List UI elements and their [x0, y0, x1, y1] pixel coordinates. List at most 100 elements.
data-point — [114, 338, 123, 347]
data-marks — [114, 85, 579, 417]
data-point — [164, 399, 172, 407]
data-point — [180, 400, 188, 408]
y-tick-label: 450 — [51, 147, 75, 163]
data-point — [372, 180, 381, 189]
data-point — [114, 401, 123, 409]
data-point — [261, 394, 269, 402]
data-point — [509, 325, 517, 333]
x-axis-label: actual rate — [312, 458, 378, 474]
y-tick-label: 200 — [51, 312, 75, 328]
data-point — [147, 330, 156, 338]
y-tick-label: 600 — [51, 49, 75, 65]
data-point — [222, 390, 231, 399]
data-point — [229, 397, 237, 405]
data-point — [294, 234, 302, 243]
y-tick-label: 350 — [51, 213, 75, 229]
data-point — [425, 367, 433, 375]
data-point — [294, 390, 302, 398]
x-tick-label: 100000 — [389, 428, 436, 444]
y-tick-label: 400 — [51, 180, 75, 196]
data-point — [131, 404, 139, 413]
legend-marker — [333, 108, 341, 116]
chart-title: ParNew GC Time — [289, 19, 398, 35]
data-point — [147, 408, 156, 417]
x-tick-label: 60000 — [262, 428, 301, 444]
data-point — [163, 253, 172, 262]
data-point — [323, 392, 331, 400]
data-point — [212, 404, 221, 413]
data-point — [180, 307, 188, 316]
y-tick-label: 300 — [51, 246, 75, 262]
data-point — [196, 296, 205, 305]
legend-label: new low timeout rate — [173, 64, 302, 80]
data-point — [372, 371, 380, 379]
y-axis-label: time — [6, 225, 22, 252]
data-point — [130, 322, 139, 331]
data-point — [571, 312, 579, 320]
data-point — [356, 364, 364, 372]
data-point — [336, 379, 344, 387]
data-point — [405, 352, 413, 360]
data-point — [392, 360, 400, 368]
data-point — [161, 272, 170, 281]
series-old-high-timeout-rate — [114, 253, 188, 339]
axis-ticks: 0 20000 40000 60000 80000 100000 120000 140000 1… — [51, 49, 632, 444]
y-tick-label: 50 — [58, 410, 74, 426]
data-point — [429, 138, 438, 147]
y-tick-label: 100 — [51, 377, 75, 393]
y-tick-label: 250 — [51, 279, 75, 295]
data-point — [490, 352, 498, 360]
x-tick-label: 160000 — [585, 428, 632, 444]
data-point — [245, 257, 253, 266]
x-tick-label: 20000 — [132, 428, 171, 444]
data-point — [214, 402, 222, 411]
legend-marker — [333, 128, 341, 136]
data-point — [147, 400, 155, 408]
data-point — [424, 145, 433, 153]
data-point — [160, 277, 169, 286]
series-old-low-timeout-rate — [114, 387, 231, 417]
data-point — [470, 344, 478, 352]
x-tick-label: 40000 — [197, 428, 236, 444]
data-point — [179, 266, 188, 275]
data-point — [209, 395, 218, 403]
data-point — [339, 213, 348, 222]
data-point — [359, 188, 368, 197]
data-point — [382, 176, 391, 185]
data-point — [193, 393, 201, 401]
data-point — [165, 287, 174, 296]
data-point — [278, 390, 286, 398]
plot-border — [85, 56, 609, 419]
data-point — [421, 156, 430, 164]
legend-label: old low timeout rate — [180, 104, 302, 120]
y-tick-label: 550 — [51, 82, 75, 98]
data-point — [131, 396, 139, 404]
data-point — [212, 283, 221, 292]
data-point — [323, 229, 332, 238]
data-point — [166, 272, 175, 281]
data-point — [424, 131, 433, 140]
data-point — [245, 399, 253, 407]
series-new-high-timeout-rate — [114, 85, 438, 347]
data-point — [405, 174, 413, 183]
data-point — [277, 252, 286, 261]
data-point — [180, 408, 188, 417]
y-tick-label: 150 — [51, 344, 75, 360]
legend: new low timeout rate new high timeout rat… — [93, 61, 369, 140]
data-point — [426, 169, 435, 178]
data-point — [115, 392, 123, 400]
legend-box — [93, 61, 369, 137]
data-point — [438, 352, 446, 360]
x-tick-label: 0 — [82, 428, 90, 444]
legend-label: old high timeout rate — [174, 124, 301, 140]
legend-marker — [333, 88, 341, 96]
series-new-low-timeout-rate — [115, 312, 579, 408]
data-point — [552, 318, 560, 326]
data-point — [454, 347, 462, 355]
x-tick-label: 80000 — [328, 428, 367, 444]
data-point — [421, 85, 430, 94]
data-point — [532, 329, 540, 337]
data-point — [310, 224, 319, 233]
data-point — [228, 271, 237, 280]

....

## Problem to work on
Copy out every line of the data above verbatim, keeping the original order.

## The answer
List UI elements and their [x0, y0, x1, y1] pixel coordinates. List at most 100 elements.
data-point — [114, 338, 123, 347]
data-marks — [114, 85, 579, 417]
data-point — [164, 399, 172, 407]
data-point — [180, 400, 188, 408]
y-tick-label: 450 — [51, 147, 75, 163]
data-point — [372, 180, 381, 189]
data-point — [114, 401, 123, 409]
data-point — [261, 394, 269, 402]
data-point — [509, 325, 517, 333]
x-axis-label: actual rate — [312, 458, 378, 474]
y-tick-label: 200 — [51, 312, 75, 328]
data-point — [147, 330, 156, 338]
y-tick-label: 600 — [51, 49, 75, 65]
data-point — [222, 390, 231, 399]
data-point — [229, 397, 237, 405]
data-point — [294, 234, 302, 243]
y-tick-label: 350 — [51, 213, 75, 229]
data-point — [425, 367, 433, 375]
data-point — [294, 390, 302, 398]
x-tick-label: 100000 — [389, 428, 436, 444]
y-tick-label: 400 — [51, 180, 75, 196]
data-point — [131, 404, 139, 413]
legend-marker — [333, 108, 341, 116]
chart-title: ParNew GC Time — [289, 19, 398, 35]
data-point — [147, 408, 156, 417]
x-tick-label: 60000 — [262, 428, 301, 444]
data-point — [163, 253, 172, 262]
data-point — [323, 392, 331, 400]
data-point — [212, 404, 221, 413]
data-point — [180, 307, 188, 316]
y-tick-label: 300 — [51, 246, 75, 262]
data-point — [196, 296, 205, 305]
legend-label: new low timeout rate — [173, 64, 302, 80]
data-point — [372, 371, 380, 379]
y-axis-label: time — [6, 225, 22, 252]
data-point — [130, 322, 139, 331]
data-point — [571, 312, 579, 320]
data-point — [356, 364, 364, 372]
data-point — [336, 379, 344, 387]
data-point — [405, 352, 413, 360]
data-point — [392, 360, 400, 368]
data-point — [161, 272, 170, 281]
series-old-high-timeout-rate — [114, 253, 188, 339]
axis-ticks: 0 20000 40000 60000 80000 100000 120000 140000 1… — [51, 49, 632, 444]
y-tick-label: 50 — [58, 410, 74, 426]
data-point — [429, 138, 438, 147]
y-tick-label: 100 — [51, 377, 75, 393]
y-tick-label: 250 — [51, 279, 75, 295]
data-point — [490, 352, 498, 360]
x-tick-label: 160000 — [585, 428, 632, 444]
data-point — [245, 257, 253, 266]
x-tick-label: 20000 — [132, 428, 171, 444]
data-point — [214, 402, 222, 411]
legend-marker — [333, 128, 341, 136]
data-point — [147, 400, 155, 408]
data-point — [424, 145, 433, 153]
data-point — [160, 277, 169, 286]
series-old-low-timeout-rate — [114, 387, 231, 417]
data-point — [470, 344, 478, 352]
x-tick-label: 40000 — [197, 428, 236, 444]
data-point — [179, 266, 188, 275]
data-point — [209, 395, 218, 403]
data-point — [339, 213, 348, 222]
data-point — [359, 188, 368, 197]
data-point — [382, 176, 391, 185]
data-point — [193, 393, 201, 401]
data-point — [165, 287, 174, 296]
data-point — [278, 390, 286, 398]
plot-border — [85, 56, 609, 419]
data-point — [421, 156, 430, 164]
legend-label: old low timeout rate — [180, 104, 302, 120]
y-tick-label: 550 — [51, 82, 75, 98]
data-point — [131, 396, 139, 404]
data-point — [212, 283, 221, 292]
data-point — [323, 229, 332, 238]
data-point — [166, 272, 175, 281]
data-point — [424, 131, 433, 140]
data-point — [245, 399, 253, 407]
series-new-high-timeout-rate — [114, 85, 438, 347]
data-point — [405, 174, 413, 183]
data-point — [277, 252, 286, 261]
data-point — [180, 408, 188, 417]
y-tick-label: 150 — [51, 344, 75, 360]
legend: new low timeout rate new high timeout rat… — [93, 61, 369, 140]
data-point — [426, 169, 435, 178]
data-point — [115, 392, 123, 400]
legend-box — [93, 61, 369, 137]
data-point — [438, 352, 446, 360]
x-tick-label: 0 — [82, 428, 90, 444]
legend-label: old high timeout rate — [174, 124, 301, 140]
legend-marker — [333, 88, 341, 96]
series-new-low-timeout-rate — [115, 312, 579, 408]
data-point — [552, 318, 560, 326]
data-point — [454, 347, 462, 355]
x-tick-label: 80000 — [328, 428, 367, 444]
data-point — [421, 85, 430, 94]
data-point — [532, 329, 540, 337]
data-point — [310, 224, 319, 233]
data-point — [228, 271, 237, 280]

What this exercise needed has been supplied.